Exercise materials:
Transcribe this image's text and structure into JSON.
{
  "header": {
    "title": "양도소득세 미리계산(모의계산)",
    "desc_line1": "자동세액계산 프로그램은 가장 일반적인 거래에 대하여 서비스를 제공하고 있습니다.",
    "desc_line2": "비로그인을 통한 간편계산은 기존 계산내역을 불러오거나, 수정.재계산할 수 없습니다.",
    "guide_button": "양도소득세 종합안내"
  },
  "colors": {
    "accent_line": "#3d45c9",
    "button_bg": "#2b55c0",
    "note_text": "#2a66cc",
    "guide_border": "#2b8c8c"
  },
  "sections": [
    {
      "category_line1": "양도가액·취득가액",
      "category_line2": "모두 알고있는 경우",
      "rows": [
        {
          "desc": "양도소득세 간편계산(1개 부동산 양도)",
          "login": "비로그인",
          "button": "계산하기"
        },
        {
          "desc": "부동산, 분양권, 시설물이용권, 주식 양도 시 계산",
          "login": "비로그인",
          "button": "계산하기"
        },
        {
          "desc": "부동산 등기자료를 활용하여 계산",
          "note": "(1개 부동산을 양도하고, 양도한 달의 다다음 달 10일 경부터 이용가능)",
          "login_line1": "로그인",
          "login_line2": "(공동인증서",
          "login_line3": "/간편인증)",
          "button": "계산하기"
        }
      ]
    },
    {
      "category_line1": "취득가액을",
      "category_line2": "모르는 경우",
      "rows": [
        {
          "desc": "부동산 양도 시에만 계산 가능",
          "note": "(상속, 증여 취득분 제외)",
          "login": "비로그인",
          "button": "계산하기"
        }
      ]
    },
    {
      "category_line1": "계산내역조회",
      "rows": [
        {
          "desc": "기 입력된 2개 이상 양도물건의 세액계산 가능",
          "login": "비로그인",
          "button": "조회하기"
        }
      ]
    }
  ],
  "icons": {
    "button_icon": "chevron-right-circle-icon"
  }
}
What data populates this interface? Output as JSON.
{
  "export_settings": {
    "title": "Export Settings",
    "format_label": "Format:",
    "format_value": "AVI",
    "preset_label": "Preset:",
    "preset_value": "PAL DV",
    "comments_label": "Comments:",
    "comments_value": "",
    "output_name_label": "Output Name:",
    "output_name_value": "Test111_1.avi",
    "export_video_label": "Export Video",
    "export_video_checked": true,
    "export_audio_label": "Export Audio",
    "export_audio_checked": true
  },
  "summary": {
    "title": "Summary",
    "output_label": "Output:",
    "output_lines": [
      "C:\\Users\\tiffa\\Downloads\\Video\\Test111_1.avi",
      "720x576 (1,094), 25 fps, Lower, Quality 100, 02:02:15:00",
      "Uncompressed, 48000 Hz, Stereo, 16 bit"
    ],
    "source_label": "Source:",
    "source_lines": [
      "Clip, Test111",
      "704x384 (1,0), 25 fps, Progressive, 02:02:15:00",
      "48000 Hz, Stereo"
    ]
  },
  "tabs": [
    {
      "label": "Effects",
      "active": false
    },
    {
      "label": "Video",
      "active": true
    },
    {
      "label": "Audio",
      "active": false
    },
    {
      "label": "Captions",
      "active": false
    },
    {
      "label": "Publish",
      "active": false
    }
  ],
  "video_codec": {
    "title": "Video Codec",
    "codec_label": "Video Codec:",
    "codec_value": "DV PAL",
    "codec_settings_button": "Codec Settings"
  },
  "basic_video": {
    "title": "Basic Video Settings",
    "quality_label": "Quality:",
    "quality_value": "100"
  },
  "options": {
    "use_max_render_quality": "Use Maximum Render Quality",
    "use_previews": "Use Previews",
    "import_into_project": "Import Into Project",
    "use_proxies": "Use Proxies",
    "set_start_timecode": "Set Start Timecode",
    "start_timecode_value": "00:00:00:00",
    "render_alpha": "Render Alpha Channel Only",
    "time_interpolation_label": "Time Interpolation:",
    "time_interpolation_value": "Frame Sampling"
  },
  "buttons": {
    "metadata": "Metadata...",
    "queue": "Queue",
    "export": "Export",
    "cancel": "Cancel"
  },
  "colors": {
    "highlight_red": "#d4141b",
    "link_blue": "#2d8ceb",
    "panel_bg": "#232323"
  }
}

Required work: Transcribe each record exactly. Leave nothing out.

Expected output:
Transcribe this image's text and structure into JSON.
{
  "header": {
    "title": "양도소득세 미리계산(모의계산)",
    "desc_line1": "자동세액계산 프로그램은 가장 일반적인 거래에 대하여 서비스를 제공하고 있습니다.",
    "desc_line2": "비로그인을 통한 간편계산은 기존 계산내역을 불러오거나, 수정.재계산할 수 없습니다.",
    "guide_button": "양도소득세 종합안내"
  },
  "colors": {
    "accent_line": "#3d45c9",
    "button_bg": "#2b55c0",
    "note_text": "#2a66cc",
    "guide_border": "#2b8c8c"
  },
  "sections": [
    {
      "category_line1": "양도가액·취득가액",
      "category_line2": "모두 알고있는 경우",
      "rows": [
        {
          "desc": "양도소득세 간편계산(1개 부동산 양도)",
          "login": "비로그인",
          "button": "계산하기"
        },
        {
          "desc": "부동산, 분양권, 시설물이용권, 주식 양도 시 계산",
          "login": "비로그인",
          "button": "계산하기"
        },
        {
          "desc": "부동산 등기자료를 활용하여 계산",
          "note": "(1개 부동산을 양도하고, 양도한 달의 다다음 달 10일 경부터 이용가능)",
          "login_line1": "로그인",
          "login_line2": "(공동인증서",
          "login_line3": "/간편인증)",
          "button": "계산하기"
        }
      ]
    },
    {
      "category_line1": "취득가액을",
      "category_line2": "모르는 경우",
      "rows": [
        {
          "desc": "부동산 양도 시에만 계산 가능",
          "note": "(상속, 증여 취득분 제외)",
          "login": "비로그인",
          "button": "계산하기"
        }
      ]
    },
    {
      "category_line1": "계산내역조회",
      "rows": [
        {
          "desc": "기 입력된 2개 이상 양도물건의 세액계산 가능",
          "login": "비로그인",
          "button": "조회하기"
        }
      ]
    }
  ],
  "icons": {
    "button_icon": "chevron-right-circle-icon"
  }
}
What data populates this interface? Output as JSON.
{
  "export_settings": {
    "title": "Export Settings",
    "format_label": "Format:",
    "format_value": "AVI",
    "preset_label": "Preset:",
    "preset_value": "PAL DV",
    "comments_label": "Comments:",
    "comments_value": "",
    "output_name_label": "Output Name:",
    "output_name_value": "Test111_1.avi",
    "export_video_label": "Export Video",
    "export_video_checked": true,
    "export_audio_label": "Export Audio",
    "export_audio_checked": true
  },
  "summary": {
    "title": "Summary",
    "output_label": "Output:",
    "output_lines": [
      "C:\\Users\\tiffa\\Downloads\\Video\\Test111_1.avi",
      "720x576 (1,094), 25 fps, Lower, Quality 100, 02:02:15:00",
      "Uncompressed, 48000 Hz, Stereo, 16 bit"
    ],
    "source_label": "Source:",
    "source_lines": [
      "Clip, Test111",
      "704x384 (1,0), 25 fps, Progressive, 02:02:15:00",
      "48000 Hz, Stereo"
    ]
  },
  "tabs": [
    {
      "label": "Effects",
      "active": false
    },
    {
      "label": "Video",
      "active": true
    },
    {
      "label": "Audio",
      "active": false
    },
    {
      "label": "Captions",
      "active": false
    },
    {
      "label": "Publish",
      "active": false
    }
  ],
  "video_codec": {
    "title": "Video Codec",
    "codec_label": "Video Codec:",
    "codec_value": "DV PAL",
    "codec_settings_button": "Codec Settings"
  },
  "basic_video": {
    "title": "Basic Video Settings",
    "quality_label": "Quality:",
    "quality_value": "100"
  },
  "options": {
    "use_max_render_quality": "Use Maximum Render Quality",
    "use_previews": "Use Previews",
    "import_into_project": "Import Into Project",
    "use_proxies": "Use Proxies",
    "set_start_timecode": "Set Start Timecode",
    "start_timecode_value": "00:00:00:00",
    "render_alpha": "Render Alpha Channel Only",
    "time_interpolation_label": "Time Interpolation:",
    "time_interpolation_value": "Frame Sampling"
  },
  "buttons": {
    "metadata": "Metadata...",
    "queue": "Queue",
    "export": "Export",
    "cancel": "Cancel"
  },
  "colors": {
    "highlight_red": "#d4141b",
    "link_blue": "#2d8ceb",
    "panel_bg": "#232323"
  }
}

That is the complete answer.